Figure record extracts
━━━━━━━━━━

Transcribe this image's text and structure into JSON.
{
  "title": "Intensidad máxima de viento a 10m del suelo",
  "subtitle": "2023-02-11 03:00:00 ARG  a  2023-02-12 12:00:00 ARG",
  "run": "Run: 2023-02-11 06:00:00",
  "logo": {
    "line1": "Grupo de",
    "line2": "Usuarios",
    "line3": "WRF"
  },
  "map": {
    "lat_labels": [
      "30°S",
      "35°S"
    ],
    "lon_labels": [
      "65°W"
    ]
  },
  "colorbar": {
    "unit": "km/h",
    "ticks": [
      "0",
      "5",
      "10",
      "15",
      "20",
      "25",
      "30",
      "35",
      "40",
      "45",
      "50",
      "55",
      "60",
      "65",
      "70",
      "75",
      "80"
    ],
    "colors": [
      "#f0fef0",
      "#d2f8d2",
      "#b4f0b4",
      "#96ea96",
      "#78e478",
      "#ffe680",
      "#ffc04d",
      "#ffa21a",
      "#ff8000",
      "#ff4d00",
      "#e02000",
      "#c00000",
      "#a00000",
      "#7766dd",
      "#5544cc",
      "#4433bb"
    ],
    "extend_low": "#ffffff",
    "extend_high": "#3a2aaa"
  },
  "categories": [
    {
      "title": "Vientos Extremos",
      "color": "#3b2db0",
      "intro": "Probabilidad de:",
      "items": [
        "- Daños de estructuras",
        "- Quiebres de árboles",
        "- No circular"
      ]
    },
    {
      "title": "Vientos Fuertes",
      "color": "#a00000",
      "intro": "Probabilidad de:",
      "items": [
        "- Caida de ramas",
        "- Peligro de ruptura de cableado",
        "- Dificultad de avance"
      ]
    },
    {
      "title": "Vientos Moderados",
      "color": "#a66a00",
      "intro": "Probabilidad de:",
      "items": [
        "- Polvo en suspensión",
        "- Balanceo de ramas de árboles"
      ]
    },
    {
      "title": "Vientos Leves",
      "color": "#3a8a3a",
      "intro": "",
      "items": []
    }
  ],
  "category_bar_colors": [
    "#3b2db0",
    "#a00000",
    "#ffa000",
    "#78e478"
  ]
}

━━━━━━━━━━

» **THE REQUEST**
Search the lines for the word "árboles" and report how many contain it, by number only.

» **THE RESPONSE**
2